> **WHAT IS NEEDED**
Return all the entries exactly, keeping pictures out.

> **INFORMATION SHOWN**
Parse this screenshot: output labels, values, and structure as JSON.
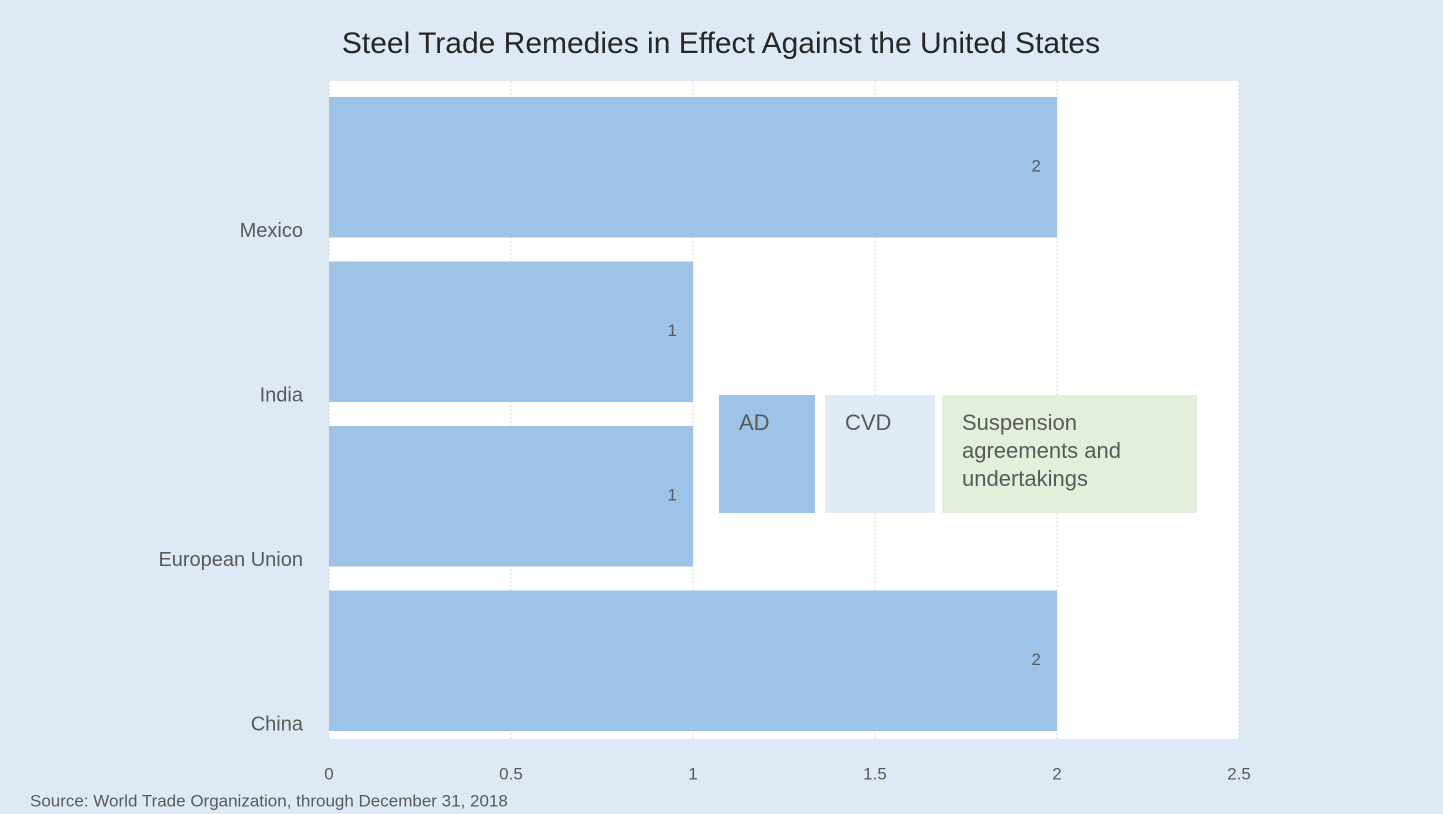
{
  "chart_data": {
    "type": "bar",
    "orientation": "horizontal",
    "stacked": true,
    "title": "Steel Trade Remedies in Effect Against the United States",
    "categories": [
      "Mexico",
      "India",
      "European Union",
      "China"
    ],
    "series": [
      {
        "name": "AD",
        "color": "#9dc3e6",
        "values": [
          2,
          1,
          1,
          2
        ]
      },
      {
        "name": "CVD",
        "color": "#deebf7",
        "values": [
          null,
          null,
          null,
          null
        ]
      },
      {
        "name": "Suspension agreements and undertakings",
        "color": "#e2efda",
        "values": [
          null,
          null,
          null,
          null
        ]
      }
    ],
    "xlim": [
      0,
      2.5
    ],
    "xticks": [
      0,
      0.5,
      1,
      1.5,
      2,
      2.5
    ],
    "grid": true,
    "source": "Source: World Trade Organization, through December 31, 2018"
  }
}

> **CORRECT RESPONSE**
Parse this screenshot: output labels, values, and structure as JSON.
{
  "chart_data": {
    "type": "bar",
    "orientation": "horizontal",
    "stacked": true,
    "title": "Steel Trade Remedies in Effect Against the United States",
    "categories": [
      "Mexico",
      "India",
      "European Union",
      "China"
    ],
    "series": [
      {
        "name": "AD",
        "color": "#9dc3e6",
        "values": [
          2,
          1,
          1,
          2
        ]
      },
      {
        "name": "CVD",
        "color": "#deebf7",
        "values": [
          null,
          null,
          null,
          null
        ]
      },
      {
        "name": "Suspension agreements and undertakings",
        "color": "#e2efda",
        "values": [
          null,
          null,
          null,
          null
        ]
      }
    ],
    "xlim": [
      0,
      2.5
    ],
    "xticks": [
      0,
      0.5,
      1,
      1.5,
      2,
      2.5
    ],
    "grid": true,
    "source": "Source: World Trade Organization, through December 31, 2018"
  }
}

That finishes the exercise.